>> begin DATASET ENTRIES
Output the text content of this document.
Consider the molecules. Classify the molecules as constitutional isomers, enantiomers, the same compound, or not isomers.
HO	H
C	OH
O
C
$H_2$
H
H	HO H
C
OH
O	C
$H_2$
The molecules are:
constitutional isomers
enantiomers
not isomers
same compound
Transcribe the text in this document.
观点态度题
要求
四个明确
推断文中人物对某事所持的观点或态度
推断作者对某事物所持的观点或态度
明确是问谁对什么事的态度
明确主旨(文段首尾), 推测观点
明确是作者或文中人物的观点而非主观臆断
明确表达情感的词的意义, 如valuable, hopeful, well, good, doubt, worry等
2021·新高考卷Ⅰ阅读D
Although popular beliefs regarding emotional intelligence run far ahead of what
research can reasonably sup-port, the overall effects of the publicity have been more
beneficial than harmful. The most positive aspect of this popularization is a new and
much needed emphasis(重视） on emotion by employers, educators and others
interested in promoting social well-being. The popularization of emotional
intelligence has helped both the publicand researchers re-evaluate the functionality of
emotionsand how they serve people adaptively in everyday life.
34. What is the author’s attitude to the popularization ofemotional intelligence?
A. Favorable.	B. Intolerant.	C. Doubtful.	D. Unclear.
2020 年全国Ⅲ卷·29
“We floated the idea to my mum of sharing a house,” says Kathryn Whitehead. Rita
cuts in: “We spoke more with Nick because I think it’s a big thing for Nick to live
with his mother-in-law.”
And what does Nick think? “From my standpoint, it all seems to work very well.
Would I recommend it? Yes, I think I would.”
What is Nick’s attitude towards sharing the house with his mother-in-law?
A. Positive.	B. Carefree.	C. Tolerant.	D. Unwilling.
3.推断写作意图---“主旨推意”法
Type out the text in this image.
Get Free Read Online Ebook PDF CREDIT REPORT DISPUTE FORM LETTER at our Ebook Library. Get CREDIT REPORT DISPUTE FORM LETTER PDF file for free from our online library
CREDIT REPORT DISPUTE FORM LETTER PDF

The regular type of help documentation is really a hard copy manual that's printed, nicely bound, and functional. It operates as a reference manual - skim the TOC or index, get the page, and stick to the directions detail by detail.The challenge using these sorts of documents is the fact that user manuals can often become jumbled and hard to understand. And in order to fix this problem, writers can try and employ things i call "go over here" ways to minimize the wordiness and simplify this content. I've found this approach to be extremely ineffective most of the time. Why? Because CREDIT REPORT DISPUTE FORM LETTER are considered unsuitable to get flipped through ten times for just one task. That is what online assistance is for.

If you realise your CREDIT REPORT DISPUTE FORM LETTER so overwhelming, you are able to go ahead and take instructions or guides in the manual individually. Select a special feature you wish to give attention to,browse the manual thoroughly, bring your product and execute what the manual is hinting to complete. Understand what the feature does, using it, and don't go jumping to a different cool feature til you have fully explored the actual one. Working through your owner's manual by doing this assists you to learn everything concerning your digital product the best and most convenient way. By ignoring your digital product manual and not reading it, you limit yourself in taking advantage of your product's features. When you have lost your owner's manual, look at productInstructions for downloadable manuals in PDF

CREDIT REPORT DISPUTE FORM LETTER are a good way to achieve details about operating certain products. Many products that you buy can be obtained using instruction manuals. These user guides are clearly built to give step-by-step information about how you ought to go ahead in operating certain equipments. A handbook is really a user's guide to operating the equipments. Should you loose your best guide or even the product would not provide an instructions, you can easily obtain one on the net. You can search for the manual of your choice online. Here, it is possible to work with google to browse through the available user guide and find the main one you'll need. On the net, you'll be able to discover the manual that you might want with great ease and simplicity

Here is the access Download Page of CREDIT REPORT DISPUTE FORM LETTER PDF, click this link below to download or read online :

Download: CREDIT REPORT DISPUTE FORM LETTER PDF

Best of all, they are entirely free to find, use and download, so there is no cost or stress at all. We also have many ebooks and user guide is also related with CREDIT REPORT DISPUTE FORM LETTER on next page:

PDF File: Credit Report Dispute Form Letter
>> end DATASET ENTRIES
**WHAT IS EXPECTED**
Pick out each line in the material containing "isomers".

**RESPONSE TO THIS EXERCISE**
Consider the molecules. Classify the molecules as constitutional isomers, enantiomers, the same compound, or not isomers.
constitutional isomers
not isomers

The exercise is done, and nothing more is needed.